[Required task]: Begin at the line that contains "Decode this chart: output" and repeat every line from there to the end of the records below, inclusive, without adding any other line.

□ □ □ □ □

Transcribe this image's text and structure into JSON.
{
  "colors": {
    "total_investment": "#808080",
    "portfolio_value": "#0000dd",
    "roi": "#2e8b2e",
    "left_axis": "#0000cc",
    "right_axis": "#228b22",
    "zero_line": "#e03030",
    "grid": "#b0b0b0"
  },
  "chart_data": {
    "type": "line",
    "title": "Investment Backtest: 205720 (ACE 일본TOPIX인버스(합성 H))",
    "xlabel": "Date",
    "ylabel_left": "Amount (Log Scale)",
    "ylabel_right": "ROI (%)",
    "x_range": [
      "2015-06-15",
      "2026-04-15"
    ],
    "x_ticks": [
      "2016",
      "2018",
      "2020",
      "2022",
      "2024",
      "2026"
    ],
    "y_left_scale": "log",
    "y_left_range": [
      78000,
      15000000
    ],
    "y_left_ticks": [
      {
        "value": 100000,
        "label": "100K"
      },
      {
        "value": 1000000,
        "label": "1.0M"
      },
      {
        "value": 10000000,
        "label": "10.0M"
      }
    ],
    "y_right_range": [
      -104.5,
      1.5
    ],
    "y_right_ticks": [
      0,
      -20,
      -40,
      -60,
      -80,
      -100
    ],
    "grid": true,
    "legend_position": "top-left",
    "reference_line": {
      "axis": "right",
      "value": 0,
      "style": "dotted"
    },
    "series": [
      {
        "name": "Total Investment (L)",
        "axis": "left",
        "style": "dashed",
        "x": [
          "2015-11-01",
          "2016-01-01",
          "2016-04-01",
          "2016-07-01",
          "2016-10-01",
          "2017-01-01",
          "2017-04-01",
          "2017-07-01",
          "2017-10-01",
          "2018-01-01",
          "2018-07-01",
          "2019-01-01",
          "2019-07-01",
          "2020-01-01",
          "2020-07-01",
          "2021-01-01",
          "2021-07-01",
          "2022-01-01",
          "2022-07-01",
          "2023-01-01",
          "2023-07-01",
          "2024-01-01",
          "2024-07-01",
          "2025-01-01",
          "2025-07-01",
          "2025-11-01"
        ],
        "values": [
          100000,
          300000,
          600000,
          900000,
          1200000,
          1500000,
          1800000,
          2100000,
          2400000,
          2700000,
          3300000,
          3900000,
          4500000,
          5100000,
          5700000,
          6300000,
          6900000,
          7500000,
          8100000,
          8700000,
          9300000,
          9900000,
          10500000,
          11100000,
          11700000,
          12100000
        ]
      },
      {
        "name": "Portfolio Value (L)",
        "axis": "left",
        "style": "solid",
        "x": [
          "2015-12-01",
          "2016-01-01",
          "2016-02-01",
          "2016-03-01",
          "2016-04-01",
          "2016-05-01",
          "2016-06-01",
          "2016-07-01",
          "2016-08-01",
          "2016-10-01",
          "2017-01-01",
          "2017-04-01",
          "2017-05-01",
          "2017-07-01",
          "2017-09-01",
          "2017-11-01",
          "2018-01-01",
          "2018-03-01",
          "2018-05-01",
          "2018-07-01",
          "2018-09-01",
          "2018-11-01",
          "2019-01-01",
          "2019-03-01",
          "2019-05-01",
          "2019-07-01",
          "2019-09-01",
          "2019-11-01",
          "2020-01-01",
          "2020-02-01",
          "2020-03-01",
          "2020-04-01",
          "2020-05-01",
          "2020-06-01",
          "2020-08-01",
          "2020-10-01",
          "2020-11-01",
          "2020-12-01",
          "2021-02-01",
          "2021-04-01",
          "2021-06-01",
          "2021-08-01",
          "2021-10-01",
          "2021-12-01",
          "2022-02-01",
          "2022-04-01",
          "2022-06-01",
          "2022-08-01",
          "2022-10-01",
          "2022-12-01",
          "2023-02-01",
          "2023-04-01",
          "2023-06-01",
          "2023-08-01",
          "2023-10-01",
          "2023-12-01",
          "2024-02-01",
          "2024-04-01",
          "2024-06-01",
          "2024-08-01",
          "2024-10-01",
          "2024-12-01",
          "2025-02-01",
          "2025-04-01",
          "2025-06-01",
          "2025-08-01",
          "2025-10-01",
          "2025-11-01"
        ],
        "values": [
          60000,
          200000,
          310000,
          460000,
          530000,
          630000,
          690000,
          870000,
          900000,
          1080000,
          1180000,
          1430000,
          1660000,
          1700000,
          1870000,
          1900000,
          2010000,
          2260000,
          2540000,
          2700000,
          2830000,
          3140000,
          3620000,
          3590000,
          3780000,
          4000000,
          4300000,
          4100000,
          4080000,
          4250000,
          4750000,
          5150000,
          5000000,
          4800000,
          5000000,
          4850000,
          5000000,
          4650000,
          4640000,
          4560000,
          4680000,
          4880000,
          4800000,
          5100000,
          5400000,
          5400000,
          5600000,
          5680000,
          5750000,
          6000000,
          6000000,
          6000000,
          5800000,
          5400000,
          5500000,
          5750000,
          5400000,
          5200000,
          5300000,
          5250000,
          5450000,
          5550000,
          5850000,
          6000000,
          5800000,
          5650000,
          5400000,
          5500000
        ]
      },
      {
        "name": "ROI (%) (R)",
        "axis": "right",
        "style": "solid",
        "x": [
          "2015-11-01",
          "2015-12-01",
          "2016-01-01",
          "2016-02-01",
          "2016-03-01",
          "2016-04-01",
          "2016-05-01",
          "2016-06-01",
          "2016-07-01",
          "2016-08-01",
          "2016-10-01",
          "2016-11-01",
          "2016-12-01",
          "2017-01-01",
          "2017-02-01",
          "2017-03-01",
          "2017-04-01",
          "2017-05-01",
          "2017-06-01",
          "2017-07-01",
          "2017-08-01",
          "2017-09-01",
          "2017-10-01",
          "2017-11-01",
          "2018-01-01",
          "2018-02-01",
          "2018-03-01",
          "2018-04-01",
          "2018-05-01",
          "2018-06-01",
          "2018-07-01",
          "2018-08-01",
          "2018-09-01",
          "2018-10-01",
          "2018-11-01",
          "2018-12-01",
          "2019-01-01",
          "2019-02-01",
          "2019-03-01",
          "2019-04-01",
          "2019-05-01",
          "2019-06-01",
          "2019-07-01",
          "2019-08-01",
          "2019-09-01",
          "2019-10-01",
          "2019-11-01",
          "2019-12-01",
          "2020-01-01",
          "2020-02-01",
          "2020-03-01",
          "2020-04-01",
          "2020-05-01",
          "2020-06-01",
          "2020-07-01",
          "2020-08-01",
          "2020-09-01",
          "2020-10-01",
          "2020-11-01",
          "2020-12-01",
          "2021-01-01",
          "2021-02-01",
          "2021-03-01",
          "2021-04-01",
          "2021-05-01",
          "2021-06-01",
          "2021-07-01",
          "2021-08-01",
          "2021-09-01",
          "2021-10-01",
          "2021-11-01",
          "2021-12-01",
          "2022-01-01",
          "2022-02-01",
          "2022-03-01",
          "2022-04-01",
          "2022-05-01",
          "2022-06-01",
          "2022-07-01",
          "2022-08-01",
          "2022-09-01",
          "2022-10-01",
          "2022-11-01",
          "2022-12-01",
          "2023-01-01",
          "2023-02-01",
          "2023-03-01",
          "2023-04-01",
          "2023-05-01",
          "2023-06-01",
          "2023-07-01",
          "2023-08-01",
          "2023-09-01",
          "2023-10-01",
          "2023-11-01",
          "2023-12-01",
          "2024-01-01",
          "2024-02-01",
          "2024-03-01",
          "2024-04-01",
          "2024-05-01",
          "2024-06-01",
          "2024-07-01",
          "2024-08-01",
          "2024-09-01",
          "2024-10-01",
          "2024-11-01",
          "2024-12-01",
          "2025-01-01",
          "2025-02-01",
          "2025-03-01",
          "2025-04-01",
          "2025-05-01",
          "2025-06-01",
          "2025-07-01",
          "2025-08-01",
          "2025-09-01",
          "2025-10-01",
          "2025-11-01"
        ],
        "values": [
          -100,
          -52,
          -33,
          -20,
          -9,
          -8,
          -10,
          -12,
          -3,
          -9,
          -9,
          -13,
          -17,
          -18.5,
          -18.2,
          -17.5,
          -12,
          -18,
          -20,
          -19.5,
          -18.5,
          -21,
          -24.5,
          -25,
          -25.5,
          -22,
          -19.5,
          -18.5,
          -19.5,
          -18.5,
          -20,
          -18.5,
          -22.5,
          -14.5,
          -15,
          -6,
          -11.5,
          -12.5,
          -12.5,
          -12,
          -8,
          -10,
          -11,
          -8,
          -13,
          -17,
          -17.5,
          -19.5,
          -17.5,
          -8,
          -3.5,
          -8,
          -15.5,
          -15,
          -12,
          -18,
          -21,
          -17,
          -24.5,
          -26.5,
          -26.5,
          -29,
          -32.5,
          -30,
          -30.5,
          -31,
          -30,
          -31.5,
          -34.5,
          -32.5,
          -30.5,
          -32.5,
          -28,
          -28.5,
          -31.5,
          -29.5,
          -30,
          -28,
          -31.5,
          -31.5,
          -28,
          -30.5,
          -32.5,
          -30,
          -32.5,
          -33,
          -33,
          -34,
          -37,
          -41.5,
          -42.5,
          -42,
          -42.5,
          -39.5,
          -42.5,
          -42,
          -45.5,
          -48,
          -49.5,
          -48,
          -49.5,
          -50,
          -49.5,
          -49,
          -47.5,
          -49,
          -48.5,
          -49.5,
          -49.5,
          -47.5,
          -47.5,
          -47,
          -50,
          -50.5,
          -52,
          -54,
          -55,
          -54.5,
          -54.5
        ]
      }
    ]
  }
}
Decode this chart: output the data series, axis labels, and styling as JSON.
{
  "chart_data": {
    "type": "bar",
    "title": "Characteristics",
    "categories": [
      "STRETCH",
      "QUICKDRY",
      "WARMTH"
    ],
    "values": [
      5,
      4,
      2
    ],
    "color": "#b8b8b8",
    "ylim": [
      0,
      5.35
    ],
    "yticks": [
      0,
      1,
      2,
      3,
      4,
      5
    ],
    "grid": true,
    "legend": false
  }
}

□ □ □ □ □

[Answer for the task]:
Decode this chart: output the data series, axis labels, and styling as JSON.
{
  "chart_data": {
    "type": "bar",
    "title": "Characteristics",
    "categories": [
      "STRETCH",
      "QUICKDRY",
      "WARMTH"
    ],
    "values": [
      5,
      4,
      2
    ],
    "color": "#b8b8b8",
    "ylim": [
      0,
      5.35
    ],
    "yticks": [
      0,
      1,
      2,
      3,
      4,
      5
    ],
    "grid": true,
    "legend": false
  }
}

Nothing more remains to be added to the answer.